Short task: What is needed here is an exact copy of every entry.

Collected data entries
□ □ □ □ □

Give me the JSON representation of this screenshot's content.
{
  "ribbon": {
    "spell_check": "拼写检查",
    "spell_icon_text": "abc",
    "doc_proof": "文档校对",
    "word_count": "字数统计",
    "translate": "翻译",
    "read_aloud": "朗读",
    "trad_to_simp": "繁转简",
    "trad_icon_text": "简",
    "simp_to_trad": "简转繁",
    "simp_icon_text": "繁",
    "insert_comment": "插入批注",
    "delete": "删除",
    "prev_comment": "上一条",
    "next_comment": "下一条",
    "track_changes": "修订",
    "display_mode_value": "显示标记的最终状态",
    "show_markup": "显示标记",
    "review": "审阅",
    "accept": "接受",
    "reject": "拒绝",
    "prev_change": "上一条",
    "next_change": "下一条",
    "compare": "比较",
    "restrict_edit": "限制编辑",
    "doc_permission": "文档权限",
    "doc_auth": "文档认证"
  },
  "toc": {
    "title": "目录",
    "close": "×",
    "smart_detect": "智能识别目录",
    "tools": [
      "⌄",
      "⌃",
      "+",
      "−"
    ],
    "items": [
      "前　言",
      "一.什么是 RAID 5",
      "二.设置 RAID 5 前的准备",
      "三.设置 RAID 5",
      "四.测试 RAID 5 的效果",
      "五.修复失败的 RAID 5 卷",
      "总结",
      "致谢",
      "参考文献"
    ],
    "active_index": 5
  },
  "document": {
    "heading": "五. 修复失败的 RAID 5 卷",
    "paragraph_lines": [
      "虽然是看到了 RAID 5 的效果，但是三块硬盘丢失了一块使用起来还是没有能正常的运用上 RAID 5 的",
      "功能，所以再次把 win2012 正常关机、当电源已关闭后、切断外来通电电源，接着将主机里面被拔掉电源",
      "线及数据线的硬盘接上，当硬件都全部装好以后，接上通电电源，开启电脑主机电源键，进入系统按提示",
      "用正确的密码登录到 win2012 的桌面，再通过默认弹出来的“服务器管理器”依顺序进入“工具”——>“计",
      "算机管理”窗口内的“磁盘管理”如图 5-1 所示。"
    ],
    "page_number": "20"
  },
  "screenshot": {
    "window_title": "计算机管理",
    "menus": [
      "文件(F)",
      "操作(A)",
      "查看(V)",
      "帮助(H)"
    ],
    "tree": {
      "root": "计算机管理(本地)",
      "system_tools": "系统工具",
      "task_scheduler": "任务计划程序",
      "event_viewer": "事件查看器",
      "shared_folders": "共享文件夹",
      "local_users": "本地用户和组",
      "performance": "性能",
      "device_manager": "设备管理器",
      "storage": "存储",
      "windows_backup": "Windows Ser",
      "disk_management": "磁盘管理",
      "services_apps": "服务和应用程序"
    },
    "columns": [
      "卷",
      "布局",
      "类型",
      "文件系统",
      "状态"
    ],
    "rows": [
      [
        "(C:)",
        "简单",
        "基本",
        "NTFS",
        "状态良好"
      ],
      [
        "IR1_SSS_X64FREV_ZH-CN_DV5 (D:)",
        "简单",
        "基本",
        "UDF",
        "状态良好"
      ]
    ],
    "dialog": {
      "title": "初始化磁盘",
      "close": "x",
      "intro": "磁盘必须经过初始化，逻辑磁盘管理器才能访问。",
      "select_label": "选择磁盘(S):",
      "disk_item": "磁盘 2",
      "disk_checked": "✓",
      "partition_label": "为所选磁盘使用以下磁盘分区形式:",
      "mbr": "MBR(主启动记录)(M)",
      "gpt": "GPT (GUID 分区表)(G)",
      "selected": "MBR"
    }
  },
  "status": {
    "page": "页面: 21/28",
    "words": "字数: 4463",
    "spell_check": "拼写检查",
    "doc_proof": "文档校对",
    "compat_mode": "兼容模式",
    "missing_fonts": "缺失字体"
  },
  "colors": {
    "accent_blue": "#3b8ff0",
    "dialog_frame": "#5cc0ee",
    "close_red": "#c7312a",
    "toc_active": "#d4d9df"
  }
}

□ □ □ □ □

Task solution:
Give me the JSON representation of this screenshot's content.
{
  "ribbon": {
    "spell_check": "拼写检查",
    "spell_icon_text": "abc",
    "doc_proof": "文档校对",
    "word_count": "字数统计",
    "translate": "翻译",
    "read_aloud": "朗读",
    "trad_to_simp": "繁转简",
    "trad_icon_text": "简",
    "simp_to_trad": "简转繁",
    "simp_icon_text": "繁",
    "insert_comment": "插入批注",
    "delete": "删除",
    "prev_comment": "上一条",
    "next_comment": "下一条",
    "track_changes": "修订",
    "display_mode_value": "显示标记的最终状态",
    "show_markup": "显示标记",
    "review": "审阅",
    "accept": "接受",
    "reject": "拒绝",
    "prev_change": "上一条",
    "next_change": "下一条",
    "compare": "比较",
    "restrict_edit": "限制编辑",
    "doc_permission": "文档权限",
    "doc_auth": "文档认证"
  },
  "toc": {
    "title": "目录",
    "close": "×",
    "smart_detect": "智能识别目录",
    "tools": [
      "⌄",
      "⌃",
      "+",
      "−"
    ],
    "items": [
      "前　言",
      "一.什么是 RAID 5",
      "二.设置 RAID 5 前的准备",
      "三.设置 RAID 5",
      "四.测试 RAID 5 的效果",
      "五.修复失败的 RAID 5 卷",
      "总结",
      "致谢",
      "参考文献"
    ],
    "active_index": 5
  },
  "document": {
    "heading": "五. 修复失败的 RAID 5 卷",
    "paragraph_lines": [
      "虽然是看到了 RAID 5 的效果，但是三块硬盘丢失了一块使用起来还是没有能正常的运用上 RAID 5 的",
      "功能，所以再次把 win2012 正常关机、当电源已关闭后、切断外来通电电源，接着将主机里面被拔掉电源",
      "线及数据线的硬盘接上，当硬件都全部装好以后，接上通电电源，开启电脑主机电源键，进入系统按提示",
      "用正确的密码登录到 win2012 的桌面，再通过默认弹出来的“服务器管理器”依顺序进入“工具”——>“计",
      "算机管理”窗口内的“磁盘管理”如图 5-1 所示。"
    ],
    "page_number": "20"
  },
  "screenshot": {
    "window_title": "计算机管理",
    "menus": [
      "文件(F)",
      "操作(A)",
      "查看(V)",
      "帮助(H)"
    ],
    "tree": {
      "root": "计算机管理(本地)",
      "system_tools": "系统工具",
      "task_scheduler": "任务计划程序",
      "event_viewer": "事件查看器",
      "shared_folders": "共享文件夹",
      "local_users": "本地用户和组",
      "performance": "性能",
      "device_manager": "设备管理器",
      "storage": "存储",
      "windows_backup": "Windows Ser",
      "disk_management": "磁盘管理",
      "services_apps": "服务和应用程序"
    },
    "columns": [
      "卷",
      "布局",
      "类型",
      "文件系统",
      "状态"
    ],
    "rows": [
      [
        "(C:)",
        "简单",
        "基本",
        "NTFS",
        "状态良好"
      ],
      [
        "IR1_SSS_X64FREV_ZH-CN_DV5 (D:)",
        "简单",
        "基本",
        "UDF",
        "状态良好"
      ]
    ],
    "dialog": {
      "title": "初始化磁盘",
      "close": "x",
      "intro": "磁盘必须经过初始化，逻辑磁盘管理器才能访问。",
      "select_label": "选择磁盘(S):",
      "disk_item": "磁盘 2",
      "disk_checked": "✓",
      "partition_label": "为所选磁盘使用以下磁盘分区形式:",
      "mbr": "MBR(主启动记录)(M)",
      "gpt": "GPT (GUID 分区表)(G)",
      "selected": "MBR"
    }
  },
  "status": {
    "page": "页面: 21/28",
    "words": "字数: 4463",
    "spell_check": "拼写检查",
    "doc_proof": "文档校对",
    "compat_mode": "兼容模式",
    "missing_fonts": "缺失字体"
  },
  "colors": {
    "accent_blue": "#3b8ff0",
    "dialog_frame": "#5cc0ee",
    "close_red": "#c7312a",
    "toc_active": "#d4d9df"
  }
}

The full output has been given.